### Short exercise
Set out the lines of the listing as a numbered list, from its first line through the line containing "metric-subtitle: Градус Цельсия, килограмм", both included, leaving out any blank lines.

### Records for the exercise
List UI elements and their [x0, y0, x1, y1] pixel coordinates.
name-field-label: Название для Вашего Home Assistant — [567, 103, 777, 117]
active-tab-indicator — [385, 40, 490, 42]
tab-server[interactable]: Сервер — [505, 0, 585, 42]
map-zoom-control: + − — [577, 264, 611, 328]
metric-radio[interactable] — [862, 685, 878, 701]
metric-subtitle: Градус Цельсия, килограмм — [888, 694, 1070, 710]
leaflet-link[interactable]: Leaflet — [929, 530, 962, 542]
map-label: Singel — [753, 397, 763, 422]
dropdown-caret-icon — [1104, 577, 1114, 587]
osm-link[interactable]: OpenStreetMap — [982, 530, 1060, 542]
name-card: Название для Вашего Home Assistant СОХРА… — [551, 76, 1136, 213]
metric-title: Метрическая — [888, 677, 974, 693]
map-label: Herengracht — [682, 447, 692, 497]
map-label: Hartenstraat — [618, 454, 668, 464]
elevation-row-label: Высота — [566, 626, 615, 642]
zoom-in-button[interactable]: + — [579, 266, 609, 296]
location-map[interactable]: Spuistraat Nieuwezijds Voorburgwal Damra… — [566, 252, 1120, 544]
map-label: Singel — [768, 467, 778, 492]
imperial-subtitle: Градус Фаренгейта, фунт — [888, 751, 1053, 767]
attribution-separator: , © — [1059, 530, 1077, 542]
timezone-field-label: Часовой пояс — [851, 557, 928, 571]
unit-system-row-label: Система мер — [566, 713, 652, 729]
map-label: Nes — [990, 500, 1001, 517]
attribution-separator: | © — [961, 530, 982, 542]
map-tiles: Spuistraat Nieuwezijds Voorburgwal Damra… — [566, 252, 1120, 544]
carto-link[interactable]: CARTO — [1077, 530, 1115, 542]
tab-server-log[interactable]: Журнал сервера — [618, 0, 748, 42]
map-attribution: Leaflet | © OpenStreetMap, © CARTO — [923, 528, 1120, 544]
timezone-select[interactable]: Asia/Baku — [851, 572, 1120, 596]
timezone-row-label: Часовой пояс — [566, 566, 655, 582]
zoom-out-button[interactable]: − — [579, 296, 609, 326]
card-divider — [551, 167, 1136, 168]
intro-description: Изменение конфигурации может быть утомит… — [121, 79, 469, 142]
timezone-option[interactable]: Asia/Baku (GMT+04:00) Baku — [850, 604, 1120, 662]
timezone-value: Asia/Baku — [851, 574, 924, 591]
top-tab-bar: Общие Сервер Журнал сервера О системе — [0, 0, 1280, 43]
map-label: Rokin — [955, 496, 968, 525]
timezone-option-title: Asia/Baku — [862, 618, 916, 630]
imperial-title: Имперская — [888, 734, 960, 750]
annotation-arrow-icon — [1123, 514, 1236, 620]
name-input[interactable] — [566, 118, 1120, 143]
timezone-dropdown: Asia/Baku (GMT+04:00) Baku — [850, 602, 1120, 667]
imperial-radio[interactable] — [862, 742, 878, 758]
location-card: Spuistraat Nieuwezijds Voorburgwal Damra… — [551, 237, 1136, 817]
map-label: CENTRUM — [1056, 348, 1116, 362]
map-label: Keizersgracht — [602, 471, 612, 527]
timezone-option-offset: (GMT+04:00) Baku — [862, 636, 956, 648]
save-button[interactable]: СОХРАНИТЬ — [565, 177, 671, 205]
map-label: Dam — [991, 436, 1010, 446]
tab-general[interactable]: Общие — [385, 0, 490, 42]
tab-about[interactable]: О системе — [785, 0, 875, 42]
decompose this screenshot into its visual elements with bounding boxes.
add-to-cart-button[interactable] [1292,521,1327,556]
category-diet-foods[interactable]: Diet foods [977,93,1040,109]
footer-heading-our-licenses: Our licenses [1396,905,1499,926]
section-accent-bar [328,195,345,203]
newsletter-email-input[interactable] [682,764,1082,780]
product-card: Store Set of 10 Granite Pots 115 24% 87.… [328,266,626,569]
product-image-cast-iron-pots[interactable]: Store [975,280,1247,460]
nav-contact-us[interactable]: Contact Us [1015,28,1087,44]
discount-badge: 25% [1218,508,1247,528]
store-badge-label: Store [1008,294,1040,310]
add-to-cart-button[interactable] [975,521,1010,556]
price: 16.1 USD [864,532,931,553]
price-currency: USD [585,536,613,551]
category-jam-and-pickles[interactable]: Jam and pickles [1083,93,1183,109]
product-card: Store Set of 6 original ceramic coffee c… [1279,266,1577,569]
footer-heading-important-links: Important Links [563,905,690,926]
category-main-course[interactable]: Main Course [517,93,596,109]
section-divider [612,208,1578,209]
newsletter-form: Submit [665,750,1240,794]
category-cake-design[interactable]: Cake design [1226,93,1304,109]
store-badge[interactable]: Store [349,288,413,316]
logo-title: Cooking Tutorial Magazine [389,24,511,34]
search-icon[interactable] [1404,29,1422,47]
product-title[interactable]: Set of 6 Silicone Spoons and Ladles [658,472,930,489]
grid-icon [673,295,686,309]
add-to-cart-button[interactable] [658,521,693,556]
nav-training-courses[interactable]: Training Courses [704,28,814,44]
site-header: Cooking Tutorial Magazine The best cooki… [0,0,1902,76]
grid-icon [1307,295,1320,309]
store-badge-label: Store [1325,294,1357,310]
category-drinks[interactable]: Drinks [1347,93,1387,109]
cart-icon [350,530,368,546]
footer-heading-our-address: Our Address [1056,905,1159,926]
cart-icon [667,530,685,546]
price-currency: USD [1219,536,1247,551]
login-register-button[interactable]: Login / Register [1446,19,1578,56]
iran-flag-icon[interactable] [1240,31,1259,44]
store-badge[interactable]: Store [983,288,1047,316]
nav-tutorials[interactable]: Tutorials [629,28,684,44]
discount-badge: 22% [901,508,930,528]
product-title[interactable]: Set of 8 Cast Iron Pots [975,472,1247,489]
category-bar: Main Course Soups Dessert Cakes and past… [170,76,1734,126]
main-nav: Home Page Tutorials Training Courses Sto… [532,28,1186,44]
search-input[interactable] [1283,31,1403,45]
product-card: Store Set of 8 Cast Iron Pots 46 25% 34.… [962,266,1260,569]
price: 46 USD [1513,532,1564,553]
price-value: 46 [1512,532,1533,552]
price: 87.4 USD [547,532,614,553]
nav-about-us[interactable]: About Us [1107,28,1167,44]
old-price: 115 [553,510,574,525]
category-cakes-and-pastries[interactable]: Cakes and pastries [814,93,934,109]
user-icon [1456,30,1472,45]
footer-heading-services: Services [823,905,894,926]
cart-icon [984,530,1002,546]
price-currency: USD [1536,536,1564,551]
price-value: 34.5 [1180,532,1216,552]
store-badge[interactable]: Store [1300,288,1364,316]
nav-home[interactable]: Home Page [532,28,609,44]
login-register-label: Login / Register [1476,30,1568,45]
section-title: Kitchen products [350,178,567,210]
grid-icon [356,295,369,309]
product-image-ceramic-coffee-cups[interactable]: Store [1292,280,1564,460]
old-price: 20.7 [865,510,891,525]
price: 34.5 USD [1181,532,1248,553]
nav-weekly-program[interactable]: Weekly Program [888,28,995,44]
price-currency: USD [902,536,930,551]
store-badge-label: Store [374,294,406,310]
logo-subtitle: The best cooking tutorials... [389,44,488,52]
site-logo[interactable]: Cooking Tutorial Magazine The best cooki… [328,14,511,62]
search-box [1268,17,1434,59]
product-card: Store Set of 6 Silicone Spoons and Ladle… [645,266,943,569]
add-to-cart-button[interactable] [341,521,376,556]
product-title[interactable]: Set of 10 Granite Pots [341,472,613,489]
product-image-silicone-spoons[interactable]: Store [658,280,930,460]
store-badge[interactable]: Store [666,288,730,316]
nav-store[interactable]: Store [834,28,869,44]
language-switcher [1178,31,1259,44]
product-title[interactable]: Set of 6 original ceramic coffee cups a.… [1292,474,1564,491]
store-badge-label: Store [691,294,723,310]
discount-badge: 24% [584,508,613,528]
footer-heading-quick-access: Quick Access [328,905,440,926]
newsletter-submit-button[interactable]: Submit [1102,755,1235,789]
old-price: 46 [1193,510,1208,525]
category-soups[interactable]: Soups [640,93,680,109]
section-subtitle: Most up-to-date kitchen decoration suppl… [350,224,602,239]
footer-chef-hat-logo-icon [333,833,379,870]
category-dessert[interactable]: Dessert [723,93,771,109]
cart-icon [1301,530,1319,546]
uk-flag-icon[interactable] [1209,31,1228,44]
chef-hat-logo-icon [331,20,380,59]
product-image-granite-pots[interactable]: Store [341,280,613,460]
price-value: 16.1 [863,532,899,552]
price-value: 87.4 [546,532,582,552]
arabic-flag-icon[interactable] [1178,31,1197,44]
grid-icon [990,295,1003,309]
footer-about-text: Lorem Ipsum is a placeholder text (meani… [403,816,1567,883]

### Full response
1. List UI elements and their [x0, y0, x1, y1] pixel coordinates.
2. name-field-label: Название для Вашего Home Assistant — [567, 103, 777, 117]
3. active-tab-indicator — [385, 40, 490, 42]
4. tab-server[interactable]: Сервер — [505, 0, 585, 42]
5. map-zoom-control: + − — [577, 264, 611, 328]
6. metric-radio[interactable] — [862, 685, 878, 701]
7. metric-subtitle: Градус Цельсия, килограмм — [888, 694, 1070, 710]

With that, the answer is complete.